EXERCISE PROMPT –
Search the listing below for the string "JSON" and show each line that contains it.

GIVEN INFORMATION –
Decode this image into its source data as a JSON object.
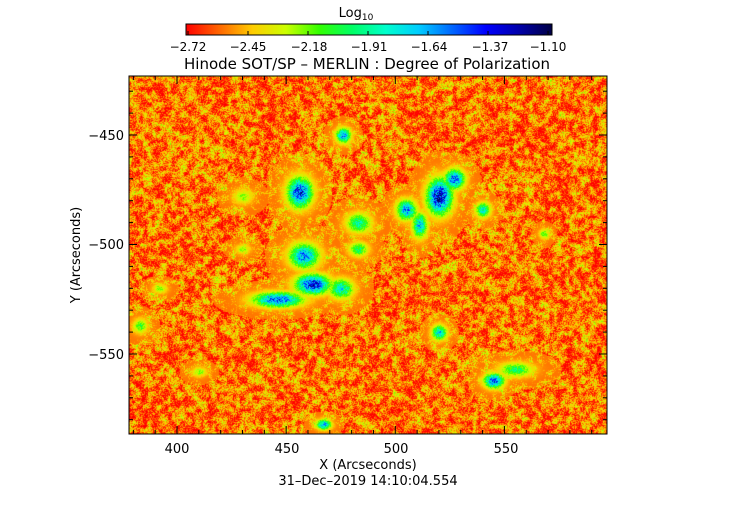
{
  "chart_data": {
    "type": "heatmap",
    "title": "Hinode SOT/SP – MERLIN : Degree of Polarization",
    "xlabel": "X (Arcseconds)",
    "ylabel": "Y (Arcseconds)",
    "timestamp": "31–Dec–2019 14:10:04.554",
    "xlim": [
      378,
      597
    ],
    "ylim": [
      -588,
      -468
    ],
    "xticks": [
      400,
      450,
      500,
      550
    ],
    "yticks": [
      -450,
      -500,
      -550
    ],
    "xtick_labels": [
      "400",
      "450",
      "500",
      "550"
    ],
    "ytick_labels": [
      "−450",
      "−500",
      "−550"
    ],
    "colorbar": {
      "title_main": "Log",
      "title_sub": "10",
      "min": -2.72,
      "max": -1.1,
      "ticks": [
        "−2.72",
        "−2.45",
        "−2.18",
        "−1.91",
        "−1.64",
        "−1.37",
        "−1.10"
      ],
      "colors": [
        "#ff0000",
        "#ff6600",
        "#ffcc00",
        "#ccff00",
        "#33ff00",
        "#00ff66",
        "#00ffcc",
        "#00ccff",
        "#0066ff",
        "#0000ff",
        "#0000aa",
        "#000044"
      ]
    },
    "background_level": -2.55,
    "features": [
      {
        "x": 430,
        "y": -478,
        "rx": 4,
        "ry": 3,
        "peak": -2.2
      },
      {
        "x": 456,
        "y": -476,
        "rx": 5,
        "ry": 6,
        "peak": -1.4
      },
      {
        "x": 458,
        "y": -505,
        "rx": 6,
        "ry": 5,
        "peak": -1.6
      },
      {
        "x": 462,
        "y": -518,
        "rx": 7,
        "ry": 4,
        "peak": -1.35
      },
      {
        "x": 446,
        "y": -525,
        "rx": 10,
        "ry": 3,
        "peak": -1.5
      },
      {
        "x": 475,
        "y": -520,
        "rx": 5,
        "ry": 4,
        "peak": -1.8
      },
      {
        "x": 476,
        "y": -450,
        "rx": 3,
        "ry": 3,
        "peak": -1.6
      },
      {
        "x": 483,
        "y": -490,
        "rx": 5,
        "ry": 4,
        "peak": -1.9
      },
      {
        "x": 483,
        "y": -502,
        "rx": 4,
        "ry": 3,
        "peak": -2.0
      },
      {
        "x": 505,
        "y": -484,
        "rx": 4,
        "ry": 4,
        "peak": -1.6
      },
      {
        "x": 511,
        "y": -491,
        "rx": 3,
        "ry": 5,
        "peak": -1.7
      },
      {
        "x": 520,
        "y": -478,
        "rx": 5,
        "ry": 7,
        "peak": -1.25
      },
      {
        "x": 527,
        "y": -470,
        "rx": 4,
        "ry": 4,
        "peak": -1.5
      },
      {
        "x": 540,
        "y": -484,
        "rx": 3,
        "ry": 3,
        "peak": -1.8
      },
      {
        "x": 520,
        "y": -540,
        "rx": 3,
        "ry": 3,
        "peak": -1.7
      },
      {
        "x": 545,
        "y": -562,
        "rx": 4,
        "ry": 3,
        "peak": -1.5
      },
      {
        "x": 555,
        "y": -557,
        "rx": 7,
        "ry": 3,
        "peak": -2.0
      },
      {
        "x": 383,
        "y": -537,
        "rx": 3,
        "ry": 3,
        "peak": -2.1
      },
      {
        "x": 392,
        "y": -520,
        "rx": 3,
        "ry": 2,
        "peak": -2.2
      },
      {
        "x": 467,
        "y": -582,
        "rx": 3,
        "ry": 2,
        "peak": -1.6
      },
      {
        "x": 568,
        "y": -495,
        "rx": 2,
        "ry": 2,
        "peak": -2.1
      },
      {
        "x": 410,
        "y": -558,
        "rx": 3,
        "ry": 2,
        "peak": -2.2
      },
      {
        "x": 430,
        "y": -502,
        "rx": 3,
        "ry": 2,
        "peak": -2.2
      }
    ]
  }
}
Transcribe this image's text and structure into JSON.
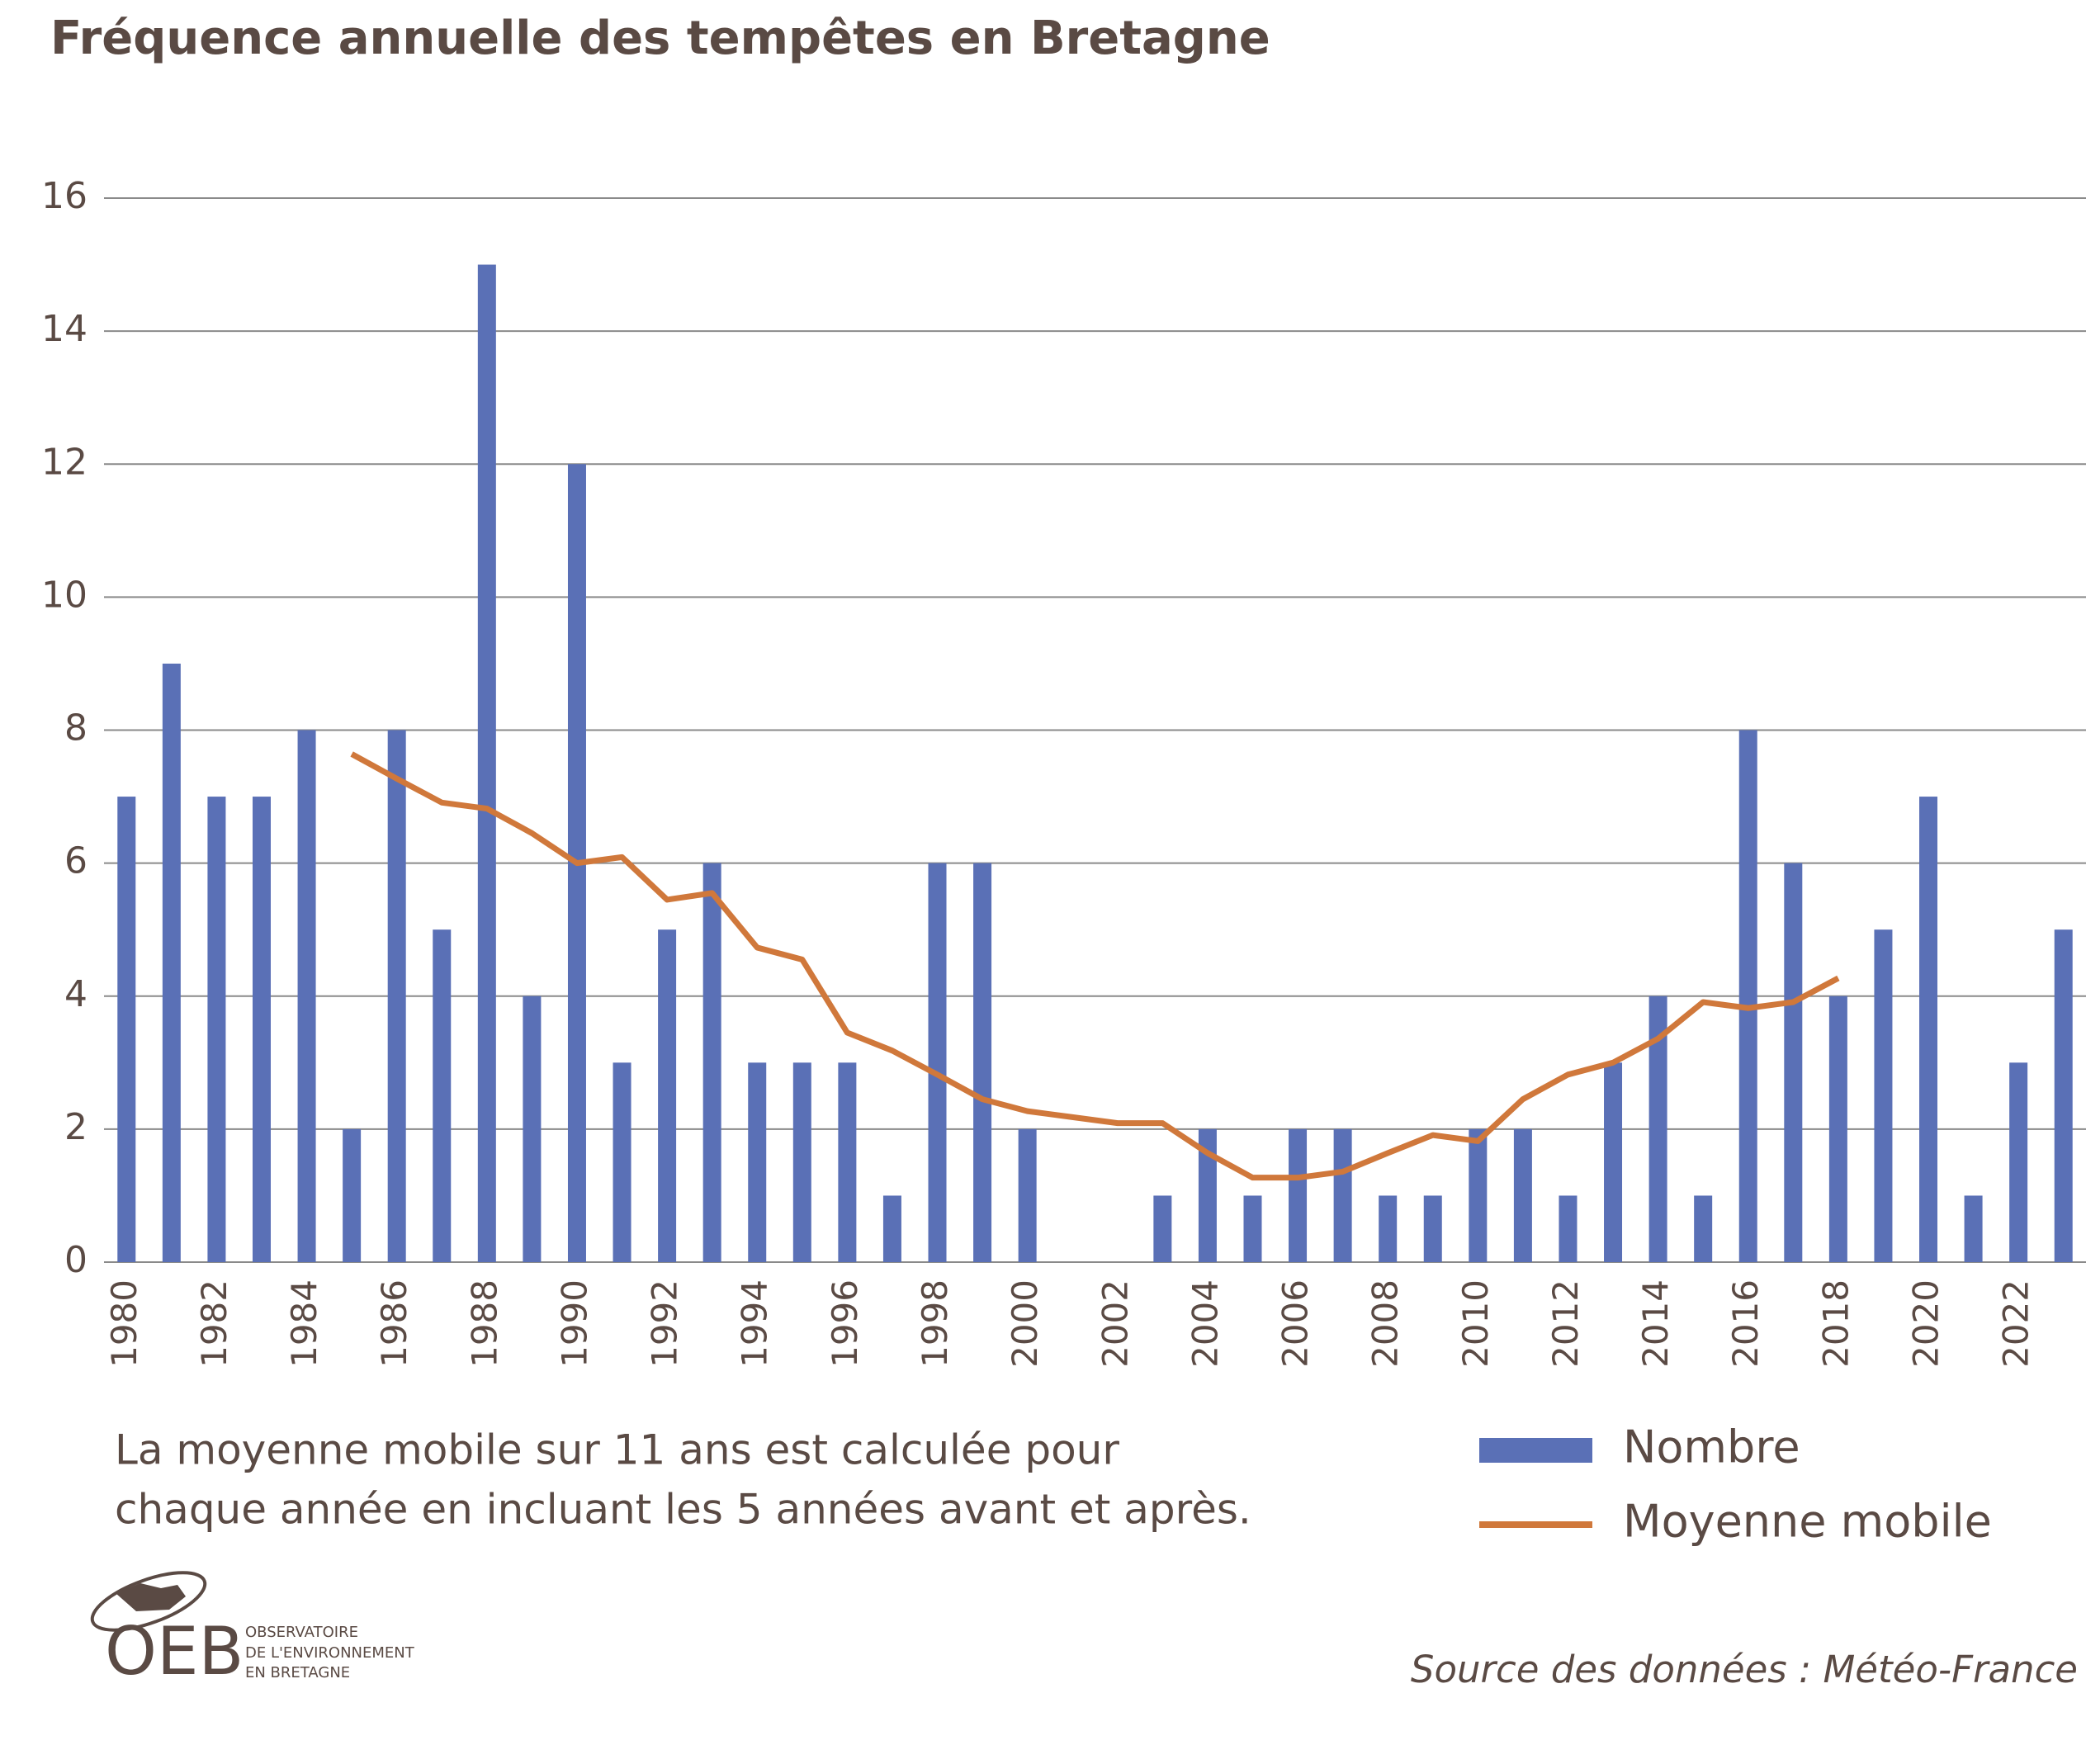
{
  "chart_data": {
    "type": "bar",
    "title": "Fréquence annuelle des tempêtes en Bretagne",
    "note": [
      "La moyenne mobile sur 11 ans est calculée pour",
      "chaque année en incluant les 5 années avant et après."
    ],
    "source": "Source des données : Météo-France",
    "categories": [
      "1980",
      null,
      "1982",
      null,
      "1984",
      null,
      "1986",
      null,
      "1988",
      null,
      "1990",
      null,
      "1992",
      null,
      "1994",
      null,
      "1996",
      null,
      "1998",
      null,
      "2000",
      null,
      "2002",
      null,
      "2004",
      null,
      "2006",
      null,
      "2008",
      null,
      "2010",
      null,
      "2012",
      null,
      "2014",
      null,
      "2016",
      null,
      "2018",
      null,
      "2020",
      null,
      "2022",
      null
    ],
    "series": [
      {
        "name": "Nombre",
        "type": "bar",
        "color": "#5a70b6",
        "values": [
          7,
          9,
          7,
          7,
          8,
          2,
          8,
          5,
          15,
          4,
          12,
          3,
          5,
          6,
          3,
          3,
          3,
          1,
          6,
          6,
          2,
          0,
          0,
          1,
          2,
          1,
          2,
          2,
          1,
          1,
          2,
          2,
          1,
          3,
          4,
          1,
          8,
          6,
          4,
          5,
          7,
          1,
          3,
          5
        ]
      },
      {
        "name": "Moyenne mobile",
        "type": "line",
        "color": "#d0783b",
        "values": [
          null,
          null,
          null,
          null,
          null,
          7.64,
          7.27,
          6.91,
          6.82,
          6.45,
          6.0,
          6.09,
          5.45,
          5.55,
          4.73,
          4.55,
          3.45,
          3.18,
          2.82,
          2.45,
          2.27,
          2.18,
          2.09,
          2.09,
          1.64,
          1.27,
          1.27,
          1.36,
          1.64,
          1.91,
          1.82,
          2.45,
          2.82,
          3.0,
          3.36,
          3.91,
          3.82,
          3.91,
          4.27,
          null,
          null,
          null,
          null,
          null
        ]
      }
    ],
    "ylim": [
      0,
      16
    ],
    "yticks": [
      0,
      2,
      4,
      6,
      8,
      10,
      12,
      14,
      16
    ],
    "grid": true,
    "legend": "bottom-right"
  },
  "logo": {
    "mark": "OEB",
    "lines": [
      "OBSERVATOIRE",
      "DE L'ENVIRONNEMENT",
      "EN BRETAGNE"
    ]
  }
}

SOLVED PROBLEM –
Decode this image into its source data as a JSON object.
Transcribe this image's text and structure into JSON.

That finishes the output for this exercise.